— begin —

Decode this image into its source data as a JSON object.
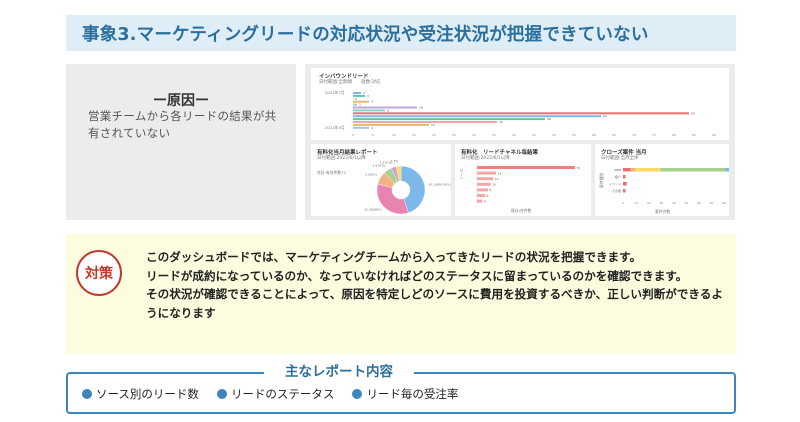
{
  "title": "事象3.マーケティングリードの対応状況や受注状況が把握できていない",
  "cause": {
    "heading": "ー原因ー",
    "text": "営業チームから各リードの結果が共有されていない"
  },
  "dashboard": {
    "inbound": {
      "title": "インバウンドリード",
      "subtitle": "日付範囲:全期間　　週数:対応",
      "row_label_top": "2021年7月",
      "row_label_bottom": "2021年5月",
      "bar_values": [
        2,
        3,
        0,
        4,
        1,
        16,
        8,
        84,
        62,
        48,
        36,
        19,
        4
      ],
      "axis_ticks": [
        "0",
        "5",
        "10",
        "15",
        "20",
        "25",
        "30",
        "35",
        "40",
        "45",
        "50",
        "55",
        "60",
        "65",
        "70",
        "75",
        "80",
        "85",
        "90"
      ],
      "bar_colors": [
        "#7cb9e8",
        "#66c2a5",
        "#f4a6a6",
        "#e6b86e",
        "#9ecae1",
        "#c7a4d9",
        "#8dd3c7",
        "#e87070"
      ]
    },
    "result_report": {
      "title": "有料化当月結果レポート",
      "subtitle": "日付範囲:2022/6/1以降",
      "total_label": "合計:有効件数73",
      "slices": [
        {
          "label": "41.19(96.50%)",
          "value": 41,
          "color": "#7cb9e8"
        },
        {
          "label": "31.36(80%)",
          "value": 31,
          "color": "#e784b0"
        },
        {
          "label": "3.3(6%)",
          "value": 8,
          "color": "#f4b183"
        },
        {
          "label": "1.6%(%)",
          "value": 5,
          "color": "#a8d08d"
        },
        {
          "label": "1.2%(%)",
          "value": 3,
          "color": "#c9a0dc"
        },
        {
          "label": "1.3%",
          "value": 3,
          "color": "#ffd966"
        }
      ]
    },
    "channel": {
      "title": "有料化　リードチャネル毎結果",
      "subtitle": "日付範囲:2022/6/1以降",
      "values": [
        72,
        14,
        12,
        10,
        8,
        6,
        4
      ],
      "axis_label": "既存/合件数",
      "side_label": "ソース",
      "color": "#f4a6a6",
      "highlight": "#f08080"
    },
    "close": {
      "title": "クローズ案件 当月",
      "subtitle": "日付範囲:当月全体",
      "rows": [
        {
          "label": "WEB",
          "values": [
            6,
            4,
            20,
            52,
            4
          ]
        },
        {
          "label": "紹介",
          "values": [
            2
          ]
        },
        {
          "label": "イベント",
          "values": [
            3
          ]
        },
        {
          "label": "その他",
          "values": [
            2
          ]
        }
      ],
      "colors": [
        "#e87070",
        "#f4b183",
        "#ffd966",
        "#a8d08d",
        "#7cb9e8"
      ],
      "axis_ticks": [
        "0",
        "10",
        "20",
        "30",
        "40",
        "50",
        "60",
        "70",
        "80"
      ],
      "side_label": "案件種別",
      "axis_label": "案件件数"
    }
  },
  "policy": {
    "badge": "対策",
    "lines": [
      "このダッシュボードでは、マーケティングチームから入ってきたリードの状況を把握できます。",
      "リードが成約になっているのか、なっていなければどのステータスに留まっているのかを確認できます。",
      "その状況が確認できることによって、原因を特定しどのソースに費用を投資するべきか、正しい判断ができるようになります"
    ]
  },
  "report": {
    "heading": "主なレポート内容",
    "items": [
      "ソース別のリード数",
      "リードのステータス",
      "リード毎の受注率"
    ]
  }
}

— end —

**THE EXERCISE:**
In the records above, find each line holding "subtitle" and copy it.

**RESPONSE:**
      "subtitle": "日付範囲:全期間　　週数:対応",
      "subtitle": "日付範囲:2022/6/1以降",
      "subtitle": "日付範囲:2022/6/1以降",
      "subtitle": "日付範囲:当月全体",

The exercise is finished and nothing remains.